Short exercise
Scan each line of the records for the word "Adobe" and extract the ones that have it.

+++ Input rows +++

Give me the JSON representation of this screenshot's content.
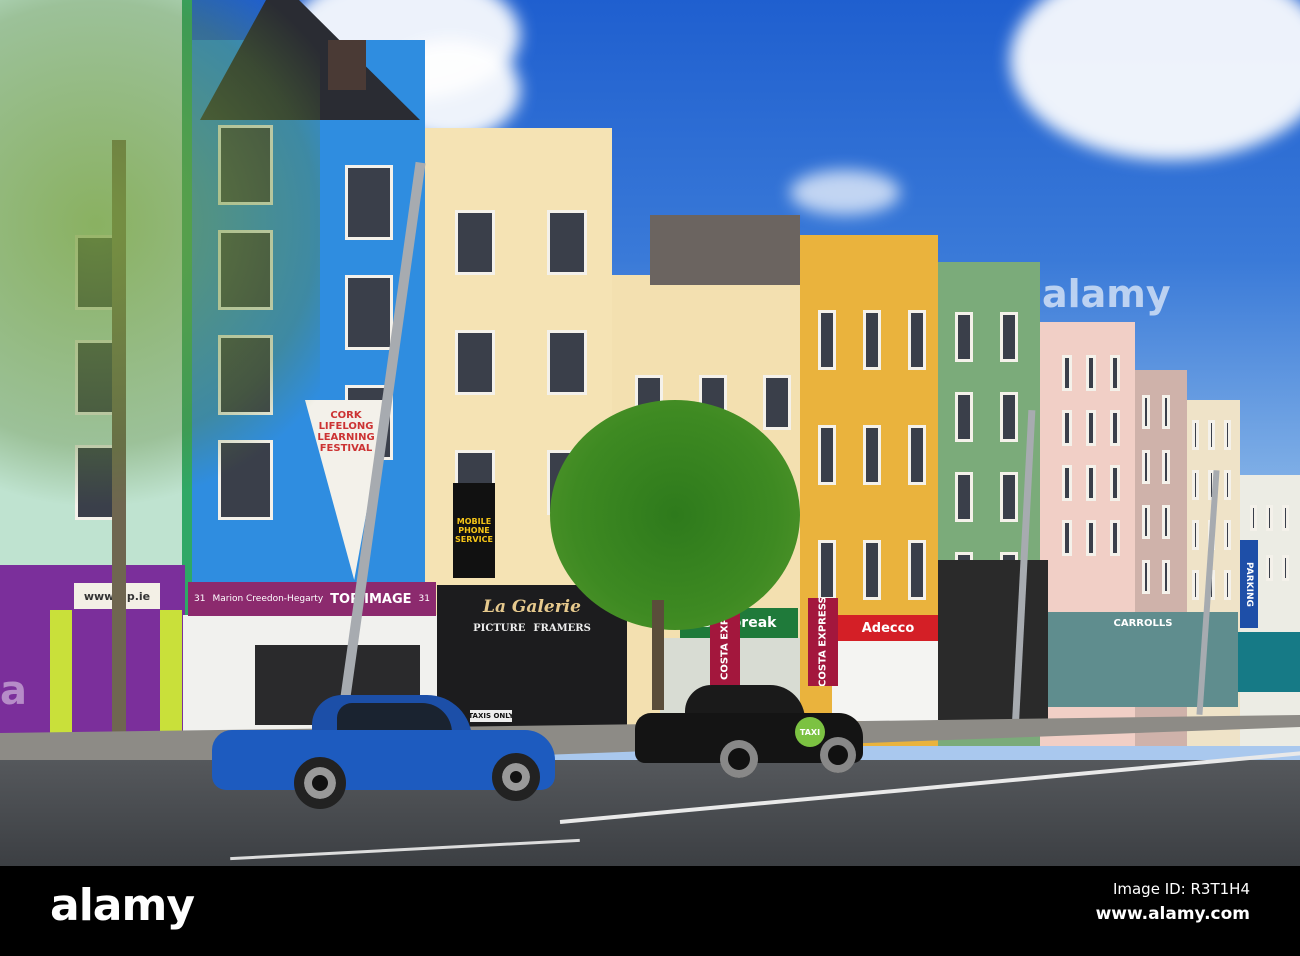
{
  "signs": {
    "top_image": "TOP IMAGE",
    "top_image_owner": "Marion Creedon-Hegarty",
    "shop_number": "31",
    "la_galerie": "La Galerie",
    "picture": "PICTURE",
    "framers": "FRAMERS",
    "daybreak": "Daybreak",
    "adecco": "Adecco",
    "costa": "COSTA EXPRESS",
    "taxi": "TAXI",
    "taxis_only": "TAXIS ONLY",
    "parking": "PARKING",
    "mobile_phone": "MOBILE PHONE SERVICE",
    "festival_banner": "CORK LIFELONG LEARNING FESTIVAL",
    "web_sign": "www.tip.ie",
    "carroll": "CARROLLS"
  },
  "watermark": {
    "logo": "alamy",
    "image_id": "Image ID: R3T1H4",
    "url": "www.alamy.com"
  },
  "colors": {
    "sky": "#2f6fd8",
    "blue_building": "#2f8de0",
    "yellow_building": "#eab33d",
    "green_building": "#7bab7a",
    "adecco_red": "#d41f26",
    "daybreak_green": "#1f7a3a",
    "top_image_purple": "#8c2a6e"
  }
}
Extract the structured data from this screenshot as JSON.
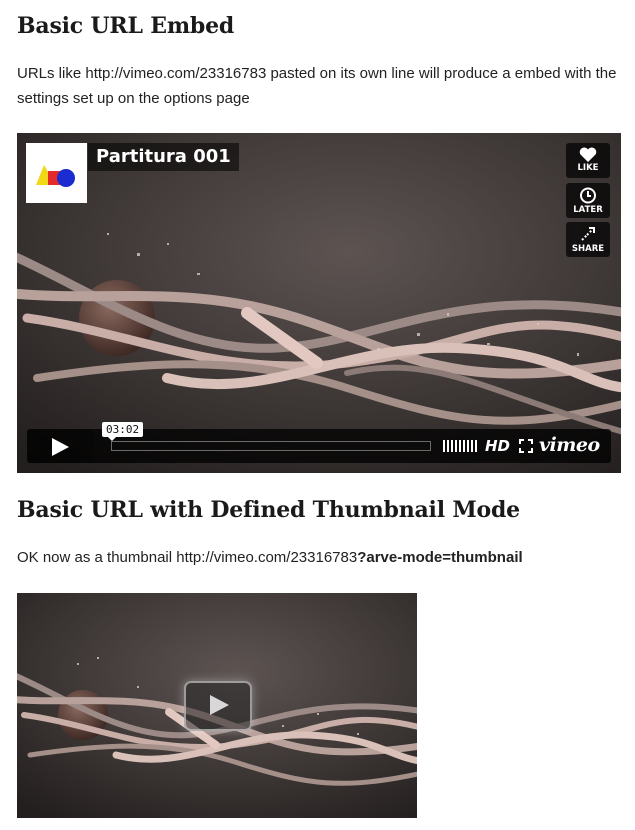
{
  "section1": {
    "heading": "Basic URL Embed",
    "paragraph": "URLs like http://vimeo.com/23316783 pasted on its own line will produce a embed with the settings set up on the options page"
  },
  "player": {
    "title": "Partitura 001",
    "like_label": "LIKE",
    "later_label": "LATER",
    "share_label": "SHARE",
    "time": "03:02",
    "hd_label": "HD",
    "brand": "vimeo",
    "progress": 0
  },
  "section2": {
    "heading": "Basic URL with Defined Thumbnail Mode",
    "paragraph_plain": "OK now as a thumbnail http://vimeo.com/23316783",
    "paragraph_bold": "?arve-mode=thumbnail"
  },
  "icons": {
    "like": "heart-icon",
    "later": "clock-icon",
    "share": "share-icon",
    "play": "play-icon",
    "volume": "volume-bars-icon",
    "fullscreen": "fullscreen-icon"
  },
  "colors": {
    "page_bg": "#ffffff",
    "text": "#222222",
    "player_bg": "#2e2a29",
    "control_bg": "#000000"
  }
}
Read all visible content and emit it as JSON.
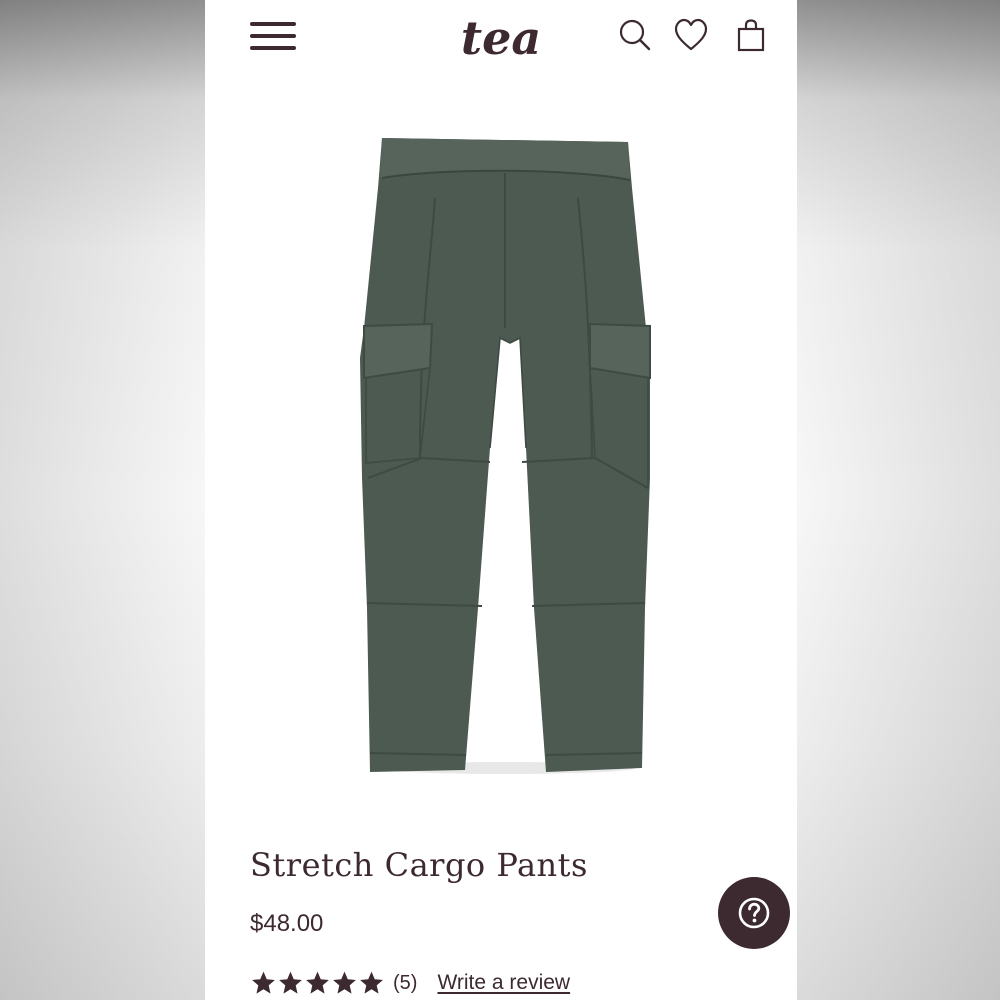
{
  "header": {
    "logo_text": "tea",
    "menu_icon": "hamburger-menu-icon",
    "search_icon": "search-icon",
    "wishlist_icon": "heart-icon",
    "cart_icon": "shopping-bag-icon"
  },
  "product": {
    "name": "Stretch Cargo Pants",
    "price": "$48.00",
    "rating": 5,
    "rating_max": 5,
    "review_count": "(5)",
    "write_review_label": "Write a review",
    "image_color": "#4c5a52"
  },
  "help": {
    "icon": "question-mark-icon"
  },
  "colors": {
    "brand": "#3d2a31",
    "background": "#ffffff"
  }
}
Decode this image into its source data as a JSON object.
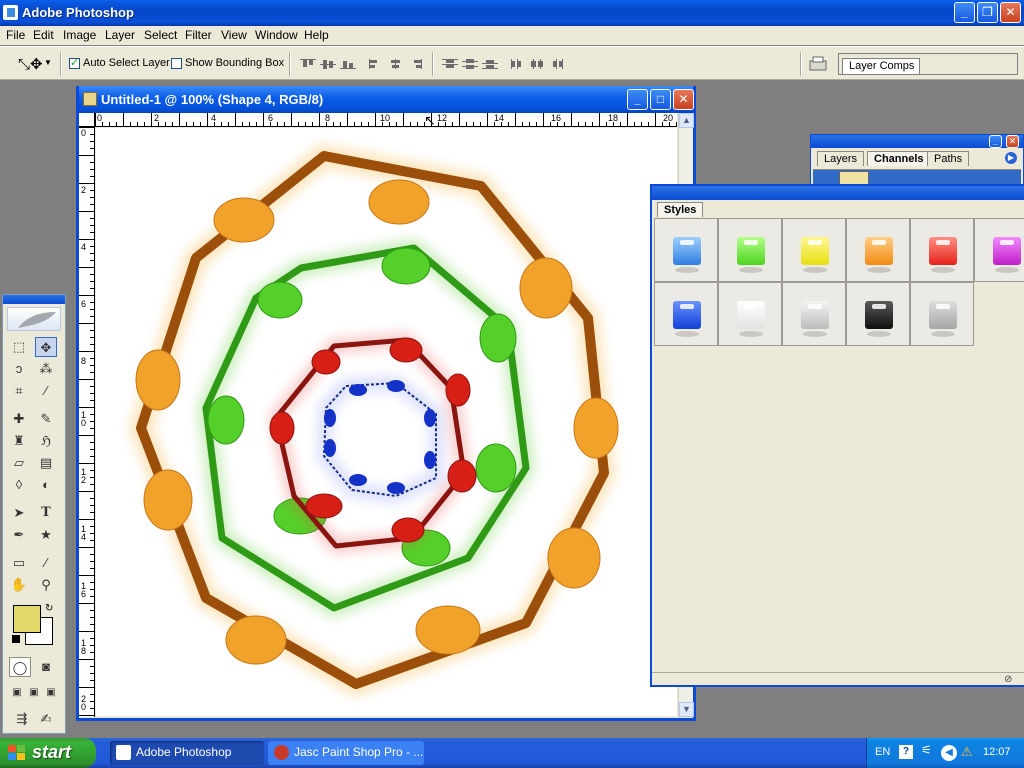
{
  "app": {
    "title": "Adobe Photoshop"
  },
  "menu": [
    "File",
    "Edit",
    "Image",
    "Layer",
    "Select",
    "Filter",
    "View",
    "Window",
    "Help"
  ],
  "options": {
    "auto_select_label": "Auto Select Layer",
    "auto_select_checked": true,
    "show_bounding_label": "Show Bounding Box",
    "show_bounding_checked": false,
    "layer_comps_label": "Layer Comps"
  },
  "document": {
    "title": "Untitled-1 @ 100% (Shape 4, RGB/8)",
    "ruler_h": [
      "0",
      "2",
      "4",
      "6",
      "8",
      "10",
      "12",
      "14",
      "16",
      "18",
      "20"
    ],
    "ruler_v": [
      "0",
      "2",
      "4",
      "6",
      "8",
      "1 0",
      "1 2",
      "1 4",
      "1 6",
      "1 8",
      "2 0"
    ]
  },
  "layers_panel": {
    "tabs": [
      "Layers",
      "Channels",
      "Paths"
    ],
    "active_tab": "Channels"
  },
  "styles_panel": {
    "tab": "Styles",
    "swatches": [
      "#2f7ee0",
      "#4dd41e",
      "#e8df12",
      "#f08a12",
      "#e62219",
      "#c01ec8",
      "#1040d8",
      "#f4f4f4",
      "#d6d6d6",
      "#1a1a1a",
      "#bdbdbd"
    ]
  },
  "colors": {
    "foreground": "#e3d96a",
    "background": "#ffffff"
  },
  "taskbar": {
    "start_label": "start",
    "items": [
      {
        "label": "Adobe Photoshop",
        "active": true
      },
      {
        "label": "Jasc Paint Shop Pro - ...",
        "active": false
      }
    ],
    "language": "EN",
    "clock": "12:07"
  }
}
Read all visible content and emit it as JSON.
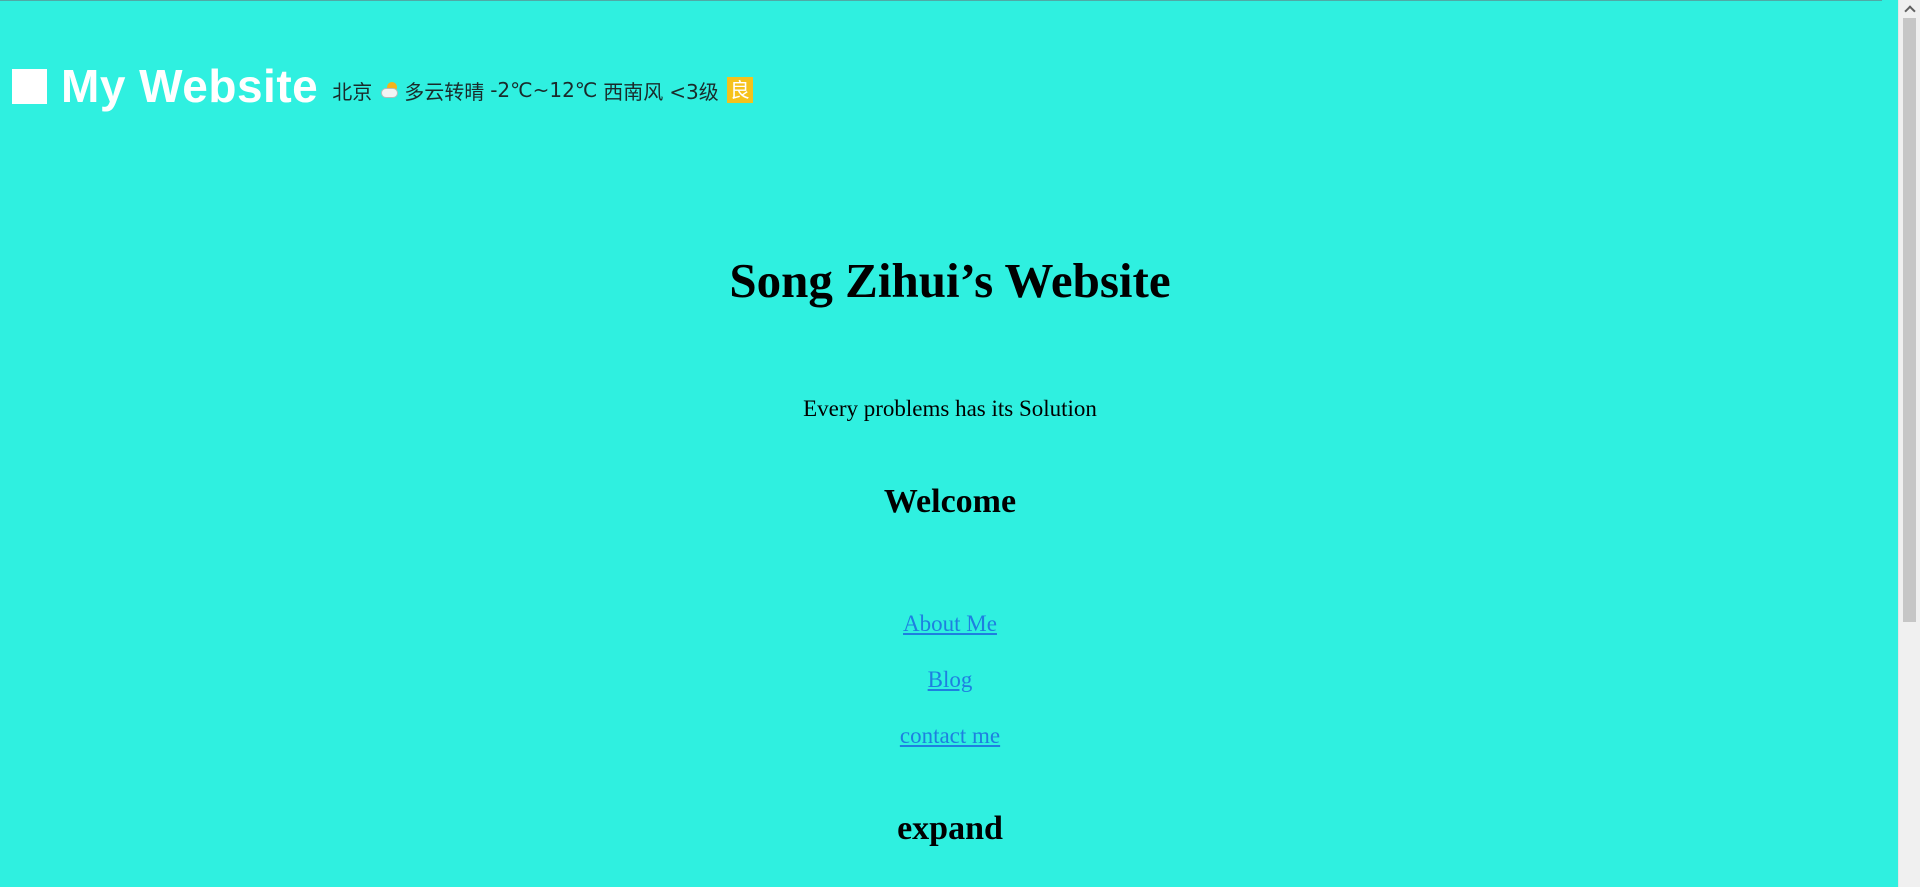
{
  "header": {
    "site_title": "My Website",
    "logo_icon": "square-logo-icon",
    "weather": {
      "city": "北京",
      "icon": "partly-cloudy-icon",
      "condition": "多云转晴",
      "temperature": "-2℃~12℃",
      "wind": "西南风",
      "wind_level": "<3级",
      "aqi": "良",
      "aqi_color": "#f6c21c"
    }
  },
  "main": {
    "title": "Song Zihui’s Website",
    "tagline": "Every problems has its Solution",
    "welcome": "Welcome",
    "links": {
      "about": "About Me",
      "blog": "Blog",
      "contact": "contact me"
    },
    "expand": "expand"
  },
  "colors": {
    "background": "#2ff0e0",
    "link": "#1e7fe0",
    "title": "#ffffff"
  }
}
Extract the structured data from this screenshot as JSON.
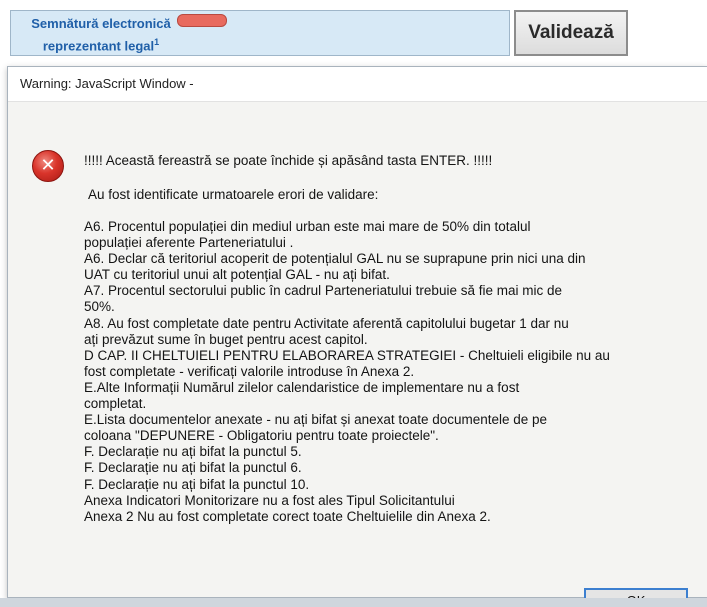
{
  "form": {
    "signature_label_line1": "Semnătură electronică",
    "signature_label_line2": "reprezentant legal",
    "signature_superscript": "1",
    "validate_button": "Validează"
  },
  "dialog": {
    "title": "Warning: JavaScript Window -",
    "heading": "!!!!! Această fereastră se poate închide și apăsând tasta ENTER. !!!!!",
    "subheading": "Au fost identificate urmatoarele erori de validare:",
    "errors": [
      "A6. Procentul populației din mediul urban este mai mare de 50% din totalul",
      "populației aferente Parteneriatului .",
      "A6. Declar că teritoriul acoperit de potențialul GAL nu se suprapune prin nici una din",
      "UAT cu teritoriul unui alt potențial GAL - nu ați bifat.",
      "A7. Procentul sectorului public în cadrul Parteneriatului trebuie să fie mai mic de",
      "50%.",
      "A8. Au fost completate date pentru Activitate aferentă capitolului bugetar 1 dar nu",
      "ați prevăzut sume în buget pentru acest capitol.",
      "D CAP. II CHELTUIELI PENTRU ELABORAREA STRATEGIEI  - Cheltuieli eligibile nu au",
      "fost completate - verificați valorile introduse în Anexa 2.",
      "E.Alte Informații Numărul zilelor calendaristice de implementare nu a fost",
      "completat.",
      "E.Lista documentelor anexate - nu ați bifat și anexat toate documentele de pe",
      "coloana \"DEPUNERE - Obligatoriu pentru toate proiectele\".",
      "F. Declarație nu ați bifat la punctul 5.",
      "F. Declarație nu ați bifat la punctul 6.",
      "F. Declarație nu ați bifat la punctul 10.",
      "Anexa Indicatori Monitorizare nu a fost ales Tipul Solicitantului",
      "Anexa 2 Nu au fost completate corect toate Cheltuielile din Anexa 2."
    ],
    "ok_button": "OK",
    "icon": "error-icon"
  },
  "colors": {
    "signature_box": "#d7e9f6",
    "signature_text": "#1f5fa8",
    "error_red": "#d9342b",
    "ok_border": "#3c7fd0"
  }
}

+++

Answer to the exercise
    "title": "Adobe Photoshop"
        "label": "Adobe Photoshop",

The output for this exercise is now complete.